The exercise:
Keep only those lines of the records that include the string "derogation".

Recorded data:

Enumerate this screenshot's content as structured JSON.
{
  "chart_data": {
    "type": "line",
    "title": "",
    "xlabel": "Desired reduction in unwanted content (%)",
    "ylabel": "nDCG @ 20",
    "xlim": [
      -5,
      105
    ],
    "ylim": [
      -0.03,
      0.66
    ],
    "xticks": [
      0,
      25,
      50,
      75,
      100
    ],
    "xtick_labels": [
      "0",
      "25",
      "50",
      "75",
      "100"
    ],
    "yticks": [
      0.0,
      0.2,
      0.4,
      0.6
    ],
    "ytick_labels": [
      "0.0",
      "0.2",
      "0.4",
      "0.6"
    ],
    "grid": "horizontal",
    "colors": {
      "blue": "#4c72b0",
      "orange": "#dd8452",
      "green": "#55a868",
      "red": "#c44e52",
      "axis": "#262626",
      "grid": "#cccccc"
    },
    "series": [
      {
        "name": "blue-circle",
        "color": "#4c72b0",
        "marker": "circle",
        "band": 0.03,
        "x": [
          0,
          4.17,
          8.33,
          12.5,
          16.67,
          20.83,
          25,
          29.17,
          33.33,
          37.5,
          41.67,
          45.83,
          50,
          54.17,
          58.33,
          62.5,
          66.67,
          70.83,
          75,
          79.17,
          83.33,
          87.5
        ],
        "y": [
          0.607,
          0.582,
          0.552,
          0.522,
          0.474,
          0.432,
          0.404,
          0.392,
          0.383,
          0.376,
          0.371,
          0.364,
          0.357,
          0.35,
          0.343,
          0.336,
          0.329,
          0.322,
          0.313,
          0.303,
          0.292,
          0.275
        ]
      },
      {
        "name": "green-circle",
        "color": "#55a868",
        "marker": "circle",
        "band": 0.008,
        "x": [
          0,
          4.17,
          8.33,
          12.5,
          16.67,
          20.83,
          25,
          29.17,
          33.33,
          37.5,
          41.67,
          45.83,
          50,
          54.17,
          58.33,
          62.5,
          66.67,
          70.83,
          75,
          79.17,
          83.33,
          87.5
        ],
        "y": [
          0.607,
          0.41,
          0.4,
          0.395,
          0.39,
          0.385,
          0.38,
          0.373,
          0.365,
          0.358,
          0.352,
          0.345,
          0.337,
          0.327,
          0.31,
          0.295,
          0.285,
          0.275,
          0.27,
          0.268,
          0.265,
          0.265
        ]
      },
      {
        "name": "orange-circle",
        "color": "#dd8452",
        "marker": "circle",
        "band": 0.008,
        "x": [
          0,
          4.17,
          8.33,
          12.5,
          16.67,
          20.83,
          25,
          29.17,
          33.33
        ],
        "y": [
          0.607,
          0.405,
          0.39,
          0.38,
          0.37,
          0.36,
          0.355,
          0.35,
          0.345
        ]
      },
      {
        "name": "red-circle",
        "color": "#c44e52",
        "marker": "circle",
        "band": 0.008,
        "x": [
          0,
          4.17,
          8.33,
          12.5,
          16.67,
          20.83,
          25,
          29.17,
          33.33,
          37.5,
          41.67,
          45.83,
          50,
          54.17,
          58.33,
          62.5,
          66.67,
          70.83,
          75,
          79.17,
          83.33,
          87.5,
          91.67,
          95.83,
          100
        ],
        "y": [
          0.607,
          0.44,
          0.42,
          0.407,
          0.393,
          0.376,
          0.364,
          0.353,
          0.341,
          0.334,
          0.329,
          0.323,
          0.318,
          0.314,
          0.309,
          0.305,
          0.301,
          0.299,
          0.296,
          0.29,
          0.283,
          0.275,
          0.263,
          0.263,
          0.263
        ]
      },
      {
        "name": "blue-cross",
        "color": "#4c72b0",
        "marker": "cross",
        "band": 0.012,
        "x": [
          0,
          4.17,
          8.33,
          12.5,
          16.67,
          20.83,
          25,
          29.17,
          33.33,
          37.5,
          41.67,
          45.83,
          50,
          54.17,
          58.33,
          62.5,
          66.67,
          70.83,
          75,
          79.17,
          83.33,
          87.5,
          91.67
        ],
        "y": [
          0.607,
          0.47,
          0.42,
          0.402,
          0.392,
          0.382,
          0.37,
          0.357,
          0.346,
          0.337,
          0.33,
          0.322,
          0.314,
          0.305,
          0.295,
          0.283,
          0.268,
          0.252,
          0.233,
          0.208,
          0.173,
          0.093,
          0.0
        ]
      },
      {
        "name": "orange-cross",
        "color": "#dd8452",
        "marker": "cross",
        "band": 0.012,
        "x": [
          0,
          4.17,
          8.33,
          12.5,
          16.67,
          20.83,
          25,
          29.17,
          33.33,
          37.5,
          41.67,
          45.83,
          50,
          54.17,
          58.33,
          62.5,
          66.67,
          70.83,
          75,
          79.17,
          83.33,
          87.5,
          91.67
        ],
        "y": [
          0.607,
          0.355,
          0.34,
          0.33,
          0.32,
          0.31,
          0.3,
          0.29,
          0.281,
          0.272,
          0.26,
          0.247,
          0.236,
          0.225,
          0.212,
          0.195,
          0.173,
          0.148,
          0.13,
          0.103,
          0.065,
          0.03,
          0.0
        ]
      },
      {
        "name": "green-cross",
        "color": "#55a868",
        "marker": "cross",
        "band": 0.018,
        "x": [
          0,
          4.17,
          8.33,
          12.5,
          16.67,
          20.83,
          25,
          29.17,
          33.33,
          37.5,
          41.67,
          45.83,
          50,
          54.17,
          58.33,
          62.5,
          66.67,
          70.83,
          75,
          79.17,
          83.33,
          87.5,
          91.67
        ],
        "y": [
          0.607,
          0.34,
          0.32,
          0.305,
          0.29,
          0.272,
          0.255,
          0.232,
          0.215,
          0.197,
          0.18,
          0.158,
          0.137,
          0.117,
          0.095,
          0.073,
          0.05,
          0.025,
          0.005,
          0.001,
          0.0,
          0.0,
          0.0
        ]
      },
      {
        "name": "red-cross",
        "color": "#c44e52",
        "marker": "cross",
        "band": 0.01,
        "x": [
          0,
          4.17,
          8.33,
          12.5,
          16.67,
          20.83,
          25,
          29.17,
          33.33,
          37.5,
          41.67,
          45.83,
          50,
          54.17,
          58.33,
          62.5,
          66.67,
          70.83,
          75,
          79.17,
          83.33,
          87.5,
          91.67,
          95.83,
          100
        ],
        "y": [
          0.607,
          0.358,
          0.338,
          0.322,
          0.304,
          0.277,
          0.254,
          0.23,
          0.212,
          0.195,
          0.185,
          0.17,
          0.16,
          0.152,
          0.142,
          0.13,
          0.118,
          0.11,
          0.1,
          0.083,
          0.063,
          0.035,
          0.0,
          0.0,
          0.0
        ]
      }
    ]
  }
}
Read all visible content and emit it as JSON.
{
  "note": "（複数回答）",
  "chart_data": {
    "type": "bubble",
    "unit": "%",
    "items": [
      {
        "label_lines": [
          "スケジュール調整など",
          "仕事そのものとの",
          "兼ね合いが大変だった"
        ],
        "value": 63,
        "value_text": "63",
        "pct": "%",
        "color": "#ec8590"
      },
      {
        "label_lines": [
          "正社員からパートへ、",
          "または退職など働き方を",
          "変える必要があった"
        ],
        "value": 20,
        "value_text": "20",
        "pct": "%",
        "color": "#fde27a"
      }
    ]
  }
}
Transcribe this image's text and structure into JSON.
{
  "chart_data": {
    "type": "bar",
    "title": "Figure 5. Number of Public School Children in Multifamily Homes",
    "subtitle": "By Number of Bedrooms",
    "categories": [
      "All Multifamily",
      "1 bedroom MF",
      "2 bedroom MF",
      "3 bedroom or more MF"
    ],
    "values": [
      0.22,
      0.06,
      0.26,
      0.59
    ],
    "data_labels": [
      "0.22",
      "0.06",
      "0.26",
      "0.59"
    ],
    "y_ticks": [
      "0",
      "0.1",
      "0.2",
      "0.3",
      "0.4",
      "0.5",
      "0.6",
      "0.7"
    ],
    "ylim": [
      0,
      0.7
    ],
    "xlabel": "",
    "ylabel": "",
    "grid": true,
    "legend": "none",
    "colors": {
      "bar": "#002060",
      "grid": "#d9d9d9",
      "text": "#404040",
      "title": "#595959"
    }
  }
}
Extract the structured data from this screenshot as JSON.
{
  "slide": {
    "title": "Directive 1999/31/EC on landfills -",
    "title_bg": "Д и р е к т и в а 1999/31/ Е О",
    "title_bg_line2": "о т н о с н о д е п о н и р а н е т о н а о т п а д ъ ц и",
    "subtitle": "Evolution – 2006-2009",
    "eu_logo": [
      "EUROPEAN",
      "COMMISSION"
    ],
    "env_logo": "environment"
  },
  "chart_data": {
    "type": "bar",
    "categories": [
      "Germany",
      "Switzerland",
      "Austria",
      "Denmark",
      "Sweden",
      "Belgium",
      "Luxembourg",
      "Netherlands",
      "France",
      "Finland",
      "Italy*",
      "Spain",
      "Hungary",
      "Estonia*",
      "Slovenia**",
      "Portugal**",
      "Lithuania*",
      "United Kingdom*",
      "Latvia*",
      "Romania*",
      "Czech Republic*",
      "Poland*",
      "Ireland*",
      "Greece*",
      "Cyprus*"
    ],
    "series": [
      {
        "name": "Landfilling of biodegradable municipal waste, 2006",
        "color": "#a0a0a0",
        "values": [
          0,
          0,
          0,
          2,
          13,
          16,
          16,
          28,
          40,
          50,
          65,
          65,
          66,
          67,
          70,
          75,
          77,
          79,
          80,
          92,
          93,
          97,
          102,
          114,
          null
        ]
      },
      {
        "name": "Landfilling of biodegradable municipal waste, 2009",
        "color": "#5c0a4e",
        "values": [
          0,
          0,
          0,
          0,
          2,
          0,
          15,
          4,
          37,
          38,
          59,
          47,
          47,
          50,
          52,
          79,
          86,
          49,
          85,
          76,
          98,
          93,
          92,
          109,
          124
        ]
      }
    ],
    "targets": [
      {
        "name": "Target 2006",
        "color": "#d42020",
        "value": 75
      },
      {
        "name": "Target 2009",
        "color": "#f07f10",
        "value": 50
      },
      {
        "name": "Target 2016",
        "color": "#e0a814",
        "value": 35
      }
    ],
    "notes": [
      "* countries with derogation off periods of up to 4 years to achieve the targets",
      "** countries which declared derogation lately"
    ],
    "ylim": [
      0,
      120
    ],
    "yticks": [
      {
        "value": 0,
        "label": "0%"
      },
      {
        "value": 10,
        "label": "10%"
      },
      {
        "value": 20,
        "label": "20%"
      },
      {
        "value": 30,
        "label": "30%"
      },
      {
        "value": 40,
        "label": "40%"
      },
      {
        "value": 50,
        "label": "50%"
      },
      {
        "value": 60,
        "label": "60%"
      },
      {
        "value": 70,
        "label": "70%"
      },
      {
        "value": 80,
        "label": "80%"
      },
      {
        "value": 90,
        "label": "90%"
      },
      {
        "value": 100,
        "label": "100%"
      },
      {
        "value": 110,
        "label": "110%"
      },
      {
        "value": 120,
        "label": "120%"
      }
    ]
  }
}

The completed task:
      "* countries with derogation off periods of up to 4 years to achieve the targets",
      "** countries which declared derogation lately"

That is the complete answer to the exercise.